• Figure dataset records

▽

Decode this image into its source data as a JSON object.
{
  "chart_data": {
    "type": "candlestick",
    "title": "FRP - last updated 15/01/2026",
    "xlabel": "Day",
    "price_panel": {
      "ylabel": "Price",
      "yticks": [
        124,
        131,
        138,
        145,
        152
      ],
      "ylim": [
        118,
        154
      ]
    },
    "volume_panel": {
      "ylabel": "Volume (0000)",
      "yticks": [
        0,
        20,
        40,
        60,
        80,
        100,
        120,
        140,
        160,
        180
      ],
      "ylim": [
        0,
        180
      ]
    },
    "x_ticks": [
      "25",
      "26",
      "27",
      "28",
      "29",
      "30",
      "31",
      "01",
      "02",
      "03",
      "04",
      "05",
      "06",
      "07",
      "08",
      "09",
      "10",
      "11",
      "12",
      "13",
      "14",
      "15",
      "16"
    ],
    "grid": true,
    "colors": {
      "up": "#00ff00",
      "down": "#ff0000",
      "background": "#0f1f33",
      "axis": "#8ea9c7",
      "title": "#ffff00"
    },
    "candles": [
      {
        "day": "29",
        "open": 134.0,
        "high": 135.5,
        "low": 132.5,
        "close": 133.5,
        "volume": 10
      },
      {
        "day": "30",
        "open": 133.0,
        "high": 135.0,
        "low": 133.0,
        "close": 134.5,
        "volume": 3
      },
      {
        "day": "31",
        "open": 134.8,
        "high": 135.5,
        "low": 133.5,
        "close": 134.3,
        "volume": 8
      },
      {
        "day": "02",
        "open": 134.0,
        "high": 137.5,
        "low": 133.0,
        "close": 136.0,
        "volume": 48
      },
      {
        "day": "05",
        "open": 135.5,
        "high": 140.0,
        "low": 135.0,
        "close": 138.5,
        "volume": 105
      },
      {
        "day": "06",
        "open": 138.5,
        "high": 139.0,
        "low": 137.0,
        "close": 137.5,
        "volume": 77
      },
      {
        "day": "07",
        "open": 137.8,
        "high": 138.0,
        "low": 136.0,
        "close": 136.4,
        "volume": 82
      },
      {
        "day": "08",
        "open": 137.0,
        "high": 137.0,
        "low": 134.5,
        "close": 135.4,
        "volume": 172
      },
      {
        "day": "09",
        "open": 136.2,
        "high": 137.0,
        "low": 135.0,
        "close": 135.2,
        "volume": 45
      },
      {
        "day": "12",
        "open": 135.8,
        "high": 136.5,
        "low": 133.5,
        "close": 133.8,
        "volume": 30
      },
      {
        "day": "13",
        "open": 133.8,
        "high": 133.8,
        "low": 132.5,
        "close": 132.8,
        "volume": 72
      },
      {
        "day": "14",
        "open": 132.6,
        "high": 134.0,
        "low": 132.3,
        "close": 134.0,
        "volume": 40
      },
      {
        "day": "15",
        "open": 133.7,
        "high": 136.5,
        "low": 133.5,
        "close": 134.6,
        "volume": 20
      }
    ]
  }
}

△

• TASK INSTRUCTIONS
Restate every entry word for word.

• WRITTEN SOLUTION
Decode this image into its source data as a JSON object.
{
  "chart_data": {
    "type": "candlestick",
    "title": "FRP - last updated 15/01/2026",
    "xlabel": "Day",
    "price_panel": {
      "ylabel": "Price",
      "yticks": [
        124,
        131,
        138,
        145,
        152
      ],
      "ylim": [
        118,
        154
      ]
    },
    "volume_panel": {
      "ylabel": "Volume (0000)",
      "yticks": [
        0,
        20,
        40,
        60,
        80,
        100,
        120,
        140,
        160,
        180
      ],
      "ylim": [
        0,
        180
      ]
    },
    "x_ticks": [
      "25",
      "26",
      "27",
      "28",
      "29",
      "30",
      "31",
      "01",
      "02",
      "03",
      "04",
      "05",
      "06",
      "07",
      "08",
      "09",
      "10",
      "11",
      "12",
      "13",
      "14",
      "15",
      "16"
    ],
    "grid": true,
    "colors": {
      "up": "#00ff00",
      "down": "#ff0000",
      "background": "#0f1f33",
      "axis": "#8ea9c7",
      "title": "#ffff00"
    },
    "candles": [
      {
        "day": "29",
        "open": 134.0,
        "high": 135.5,
        "low": 132.5,
        "close": 133.5,
        "volume": 10
      },
      {
        "day": "30",
        "open": 133.0,
        "high": 135.0,
        "low": 133.0,
        "close": 134.5,
        "volume": 3
      },
      {
        "day": "31",
        "open": 134.8,
        "high": 135.5,
        "low": 133.5,
        "close": 134.3,
        "volume": 8
      },
      {
        "day": "02",
        "open": 134.0,
        "high": 137.5,
        "low": 133.0,
        "close": 136.0,
        "volume": 48
      },
      {
        "day": "05",
        "open": 135.5,
        "high": 140.0,
        "low": 135.0,
        "close": 138.5,
        "volume": 105
      },
      {
        "day": "06",
        "open": 138.5,
        "high": 139.0,
        "low": 137.0,
        "close": 137.5,
        "volume": 77
      },
      {
        "day": "07",
        "open": 137.8,
        "high": 138.0,
        "low": 136.0,
        "close": 136.4,
        "volume": 82
      },
      {
        "day": "08",
        "open": 137.0,
        "high": 137.0,
        "low": 134.5,
        "close": 135.4,
        "volume": 172
      },
      {
        "day": "09",
        "open": 136.2,
        "high": 137.0,
        "low": 135.0,
        "close": 135.2,
        "volume": 45
      },
      {
        "day": "12",
        "open": 135.8,
        "high": 136.5,
        "low": 133.5,
        "close": 133.8,
        "volume": 30
      },
      {
        "day": "13",
        "open": 133.8,
        "high": 133.8,
        "low": 132.5,
        "close": 132.8,
        "volume": 72
      },
      {
        "day": "14",
        "open": 132.6,
        "high": 134.0,
        "low": 132.3,
        "close": 134.0,
        "volume": 40
      },
      {
        "day": "15",
        "open": 133.7,
        "high": 136.5,
        "low": 133.5,
        "close": 134.6,
        "volume": 20
      }
    ]
  }
}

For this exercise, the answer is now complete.